GIVEN EXERCISE:
Count the lines below that contain the word "subject". Give only the number.

──────

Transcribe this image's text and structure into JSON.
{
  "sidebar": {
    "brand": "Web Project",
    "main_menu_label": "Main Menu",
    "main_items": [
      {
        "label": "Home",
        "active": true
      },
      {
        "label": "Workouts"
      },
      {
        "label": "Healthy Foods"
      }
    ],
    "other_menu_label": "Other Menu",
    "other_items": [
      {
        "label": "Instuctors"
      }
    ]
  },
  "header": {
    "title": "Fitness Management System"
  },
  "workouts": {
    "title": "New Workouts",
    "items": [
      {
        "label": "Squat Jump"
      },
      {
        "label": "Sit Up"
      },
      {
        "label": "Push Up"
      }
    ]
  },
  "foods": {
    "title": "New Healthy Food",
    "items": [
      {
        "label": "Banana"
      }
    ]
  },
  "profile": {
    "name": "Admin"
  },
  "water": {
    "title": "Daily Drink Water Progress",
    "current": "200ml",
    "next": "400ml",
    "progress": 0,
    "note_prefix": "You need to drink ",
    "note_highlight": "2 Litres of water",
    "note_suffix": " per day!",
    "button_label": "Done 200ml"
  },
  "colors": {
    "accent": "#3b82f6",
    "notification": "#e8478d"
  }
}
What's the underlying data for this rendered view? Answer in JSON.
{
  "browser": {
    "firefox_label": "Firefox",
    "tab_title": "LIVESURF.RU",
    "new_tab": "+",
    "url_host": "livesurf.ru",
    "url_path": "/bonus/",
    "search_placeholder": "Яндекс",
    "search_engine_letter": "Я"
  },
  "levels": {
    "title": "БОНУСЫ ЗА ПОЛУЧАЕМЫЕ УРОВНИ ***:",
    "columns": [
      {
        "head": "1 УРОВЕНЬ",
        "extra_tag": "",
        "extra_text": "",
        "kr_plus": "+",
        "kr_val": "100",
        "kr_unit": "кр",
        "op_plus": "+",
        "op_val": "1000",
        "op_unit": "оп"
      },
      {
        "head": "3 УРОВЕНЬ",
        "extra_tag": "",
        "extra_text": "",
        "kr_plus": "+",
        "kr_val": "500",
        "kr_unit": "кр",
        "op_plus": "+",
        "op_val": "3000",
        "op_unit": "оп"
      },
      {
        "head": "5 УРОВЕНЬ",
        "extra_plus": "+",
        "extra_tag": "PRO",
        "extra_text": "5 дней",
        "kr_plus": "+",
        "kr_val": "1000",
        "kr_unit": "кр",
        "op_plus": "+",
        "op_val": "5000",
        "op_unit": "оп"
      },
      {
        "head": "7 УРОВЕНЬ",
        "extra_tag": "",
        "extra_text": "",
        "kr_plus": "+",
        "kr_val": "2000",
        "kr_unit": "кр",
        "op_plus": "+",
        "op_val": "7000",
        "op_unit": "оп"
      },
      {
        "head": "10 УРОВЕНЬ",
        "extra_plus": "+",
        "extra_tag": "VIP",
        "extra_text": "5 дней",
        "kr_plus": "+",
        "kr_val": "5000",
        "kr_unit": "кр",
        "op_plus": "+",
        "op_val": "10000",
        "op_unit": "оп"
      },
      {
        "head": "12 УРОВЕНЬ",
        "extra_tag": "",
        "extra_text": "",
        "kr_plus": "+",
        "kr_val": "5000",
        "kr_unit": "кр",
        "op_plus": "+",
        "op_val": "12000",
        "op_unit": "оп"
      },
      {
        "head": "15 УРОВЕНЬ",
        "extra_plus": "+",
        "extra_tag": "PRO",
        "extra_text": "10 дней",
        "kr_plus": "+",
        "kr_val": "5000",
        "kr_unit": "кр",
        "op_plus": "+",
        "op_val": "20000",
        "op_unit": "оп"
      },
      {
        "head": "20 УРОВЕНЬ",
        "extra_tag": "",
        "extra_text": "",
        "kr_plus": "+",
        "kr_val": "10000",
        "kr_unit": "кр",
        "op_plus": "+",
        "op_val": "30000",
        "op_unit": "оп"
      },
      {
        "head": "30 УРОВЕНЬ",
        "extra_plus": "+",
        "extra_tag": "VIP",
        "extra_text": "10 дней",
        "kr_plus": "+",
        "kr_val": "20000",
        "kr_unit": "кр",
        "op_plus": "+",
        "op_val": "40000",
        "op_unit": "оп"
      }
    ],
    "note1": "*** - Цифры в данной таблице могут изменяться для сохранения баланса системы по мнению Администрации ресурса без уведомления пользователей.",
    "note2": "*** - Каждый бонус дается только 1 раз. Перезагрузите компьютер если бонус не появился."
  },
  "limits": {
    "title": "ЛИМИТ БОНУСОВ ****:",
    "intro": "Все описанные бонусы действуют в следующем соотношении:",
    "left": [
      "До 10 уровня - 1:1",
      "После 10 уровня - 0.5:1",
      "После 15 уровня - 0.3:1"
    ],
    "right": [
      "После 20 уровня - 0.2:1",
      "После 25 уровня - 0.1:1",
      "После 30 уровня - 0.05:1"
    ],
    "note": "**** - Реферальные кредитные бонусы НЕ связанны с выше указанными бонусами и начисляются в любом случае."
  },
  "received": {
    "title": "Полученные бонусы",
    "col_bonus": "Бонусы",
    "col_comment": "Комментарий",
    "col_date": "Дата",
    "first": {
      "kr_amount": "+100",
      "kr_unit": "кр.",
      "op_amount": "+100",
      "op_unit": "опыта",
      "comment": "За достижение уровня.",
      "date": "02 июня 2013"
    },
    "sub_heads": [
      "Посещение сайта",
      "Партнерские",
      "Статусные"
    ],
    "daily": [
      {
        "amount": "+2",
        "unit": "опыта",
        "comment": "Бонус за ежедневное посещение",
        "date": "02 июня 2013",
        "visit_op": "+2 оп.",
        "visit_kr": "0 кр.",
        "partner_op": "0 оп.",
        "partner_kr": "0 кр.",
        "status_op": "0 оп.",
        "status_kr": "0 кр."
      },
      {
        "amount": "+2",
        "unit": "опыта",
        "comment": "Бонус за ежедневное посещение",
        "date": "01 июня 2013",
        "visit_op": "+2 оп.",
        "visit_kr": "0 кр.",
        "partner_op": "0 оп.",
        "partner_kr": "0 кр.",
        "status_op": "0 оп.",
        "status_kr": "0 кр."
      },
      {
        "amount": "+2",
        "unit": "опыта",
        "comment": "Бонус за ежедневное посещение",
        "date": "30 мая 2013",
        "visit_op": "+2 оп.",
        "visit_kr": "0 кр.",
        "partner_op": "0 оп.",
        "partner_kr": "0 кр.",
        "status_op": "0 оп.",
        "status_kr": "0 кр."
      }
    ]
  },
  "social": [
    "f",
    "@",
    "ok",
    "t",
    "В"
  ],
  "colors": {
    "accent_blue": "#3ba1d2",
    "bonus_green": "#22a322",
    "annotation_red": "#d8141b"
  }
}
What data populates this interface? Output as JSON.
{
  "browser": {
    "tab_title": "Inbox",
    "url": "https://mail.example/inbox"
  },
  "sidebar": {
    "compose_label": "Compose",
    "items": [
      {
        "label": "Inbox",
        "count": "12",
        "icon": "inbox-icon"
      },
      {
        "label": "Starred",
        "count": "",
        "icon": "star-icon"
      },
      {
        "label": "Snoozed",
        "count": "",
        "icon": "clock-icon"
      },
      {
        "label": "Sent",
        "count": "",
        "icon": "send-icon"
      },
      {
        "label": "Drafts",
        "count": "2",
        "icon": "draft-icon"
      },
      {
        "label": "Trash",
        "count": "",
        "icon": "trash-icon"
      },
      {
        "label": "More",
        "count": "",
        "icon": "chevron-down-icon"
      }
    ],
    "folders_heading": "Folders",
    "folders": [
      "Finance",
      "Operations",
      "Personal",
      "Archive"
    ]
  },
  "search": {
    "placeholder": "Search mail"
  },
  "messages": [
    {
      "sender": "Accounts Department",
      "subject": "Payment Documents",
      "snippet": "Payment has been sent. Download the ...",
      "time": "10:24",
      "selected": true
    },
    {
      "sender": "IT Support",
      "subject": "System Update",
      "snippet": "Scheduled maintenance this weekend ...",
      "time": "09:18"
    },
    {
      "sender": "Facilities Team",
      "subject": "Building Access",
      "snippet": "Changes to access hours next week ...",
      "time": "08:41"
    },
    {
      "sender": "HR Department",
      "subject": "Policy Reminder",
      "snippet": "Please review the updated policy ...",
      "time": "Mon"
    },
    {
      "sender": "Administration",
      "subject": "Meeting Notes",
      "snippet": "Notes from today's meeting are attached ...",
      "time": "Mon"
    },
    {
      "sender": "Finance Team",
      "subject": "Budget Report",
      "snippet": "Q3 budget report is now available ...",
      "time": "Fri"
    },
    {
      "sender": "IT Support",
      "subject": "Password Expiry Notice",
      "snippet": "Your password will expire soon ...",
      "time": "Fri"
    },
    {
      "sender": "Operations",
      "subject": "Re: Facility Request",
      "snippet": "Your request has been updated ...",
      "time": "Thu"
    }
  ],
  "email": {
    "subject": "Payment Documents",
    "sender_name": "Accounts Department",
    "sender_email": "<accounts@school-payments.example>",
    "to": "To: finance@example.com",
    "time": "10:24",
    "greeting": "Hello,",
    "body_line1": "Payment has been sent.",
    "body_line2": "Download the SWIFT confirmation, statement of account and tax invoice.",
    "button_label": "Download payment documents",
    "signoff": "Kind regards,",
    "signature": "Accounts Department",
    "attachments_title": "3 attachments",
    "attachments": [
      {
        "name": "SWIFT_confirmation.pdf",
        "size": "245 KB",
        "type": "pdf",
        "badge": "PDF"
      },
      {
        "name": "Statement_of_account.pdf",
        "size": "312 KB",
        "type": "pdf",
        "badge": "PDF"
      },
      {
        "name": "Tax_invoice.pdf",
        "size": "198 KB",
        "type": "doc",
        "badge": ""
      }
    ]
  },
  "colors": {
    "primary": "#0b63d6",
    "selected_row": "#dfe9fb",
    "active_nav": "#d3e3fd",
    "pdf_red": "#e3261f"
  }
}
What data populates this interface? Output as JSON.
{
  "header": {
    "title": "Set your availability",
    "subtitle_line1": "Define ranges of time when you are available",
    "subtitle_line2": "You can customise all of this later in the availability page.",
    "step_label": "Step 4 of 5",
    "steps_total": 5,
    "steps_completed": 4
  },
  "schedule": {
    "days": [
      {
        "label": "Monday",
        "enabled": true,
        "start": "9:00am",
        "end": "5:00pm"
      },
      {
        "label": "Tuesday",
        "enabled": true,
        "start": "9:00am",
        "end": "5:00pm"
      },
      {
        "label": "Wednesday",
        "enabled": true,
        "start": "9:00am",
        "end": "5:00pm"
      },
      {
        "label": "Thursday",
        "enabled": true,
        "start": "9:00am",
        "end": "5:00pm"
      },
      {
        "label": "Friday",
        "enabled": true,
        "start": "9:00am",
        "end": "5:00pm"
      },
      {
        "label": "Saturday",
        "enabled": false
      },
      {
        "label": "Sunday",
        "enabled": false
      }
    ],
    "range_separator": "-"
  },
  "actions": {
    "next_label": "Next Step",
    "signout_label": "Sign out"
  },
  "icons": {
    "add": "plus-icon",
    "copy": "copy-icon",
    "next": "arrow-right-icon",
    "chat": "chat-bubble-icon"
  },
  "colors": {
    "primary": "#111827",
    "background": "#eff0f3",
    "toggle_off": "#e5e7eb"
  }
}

──────

RESULT FOR THIS TASK:
9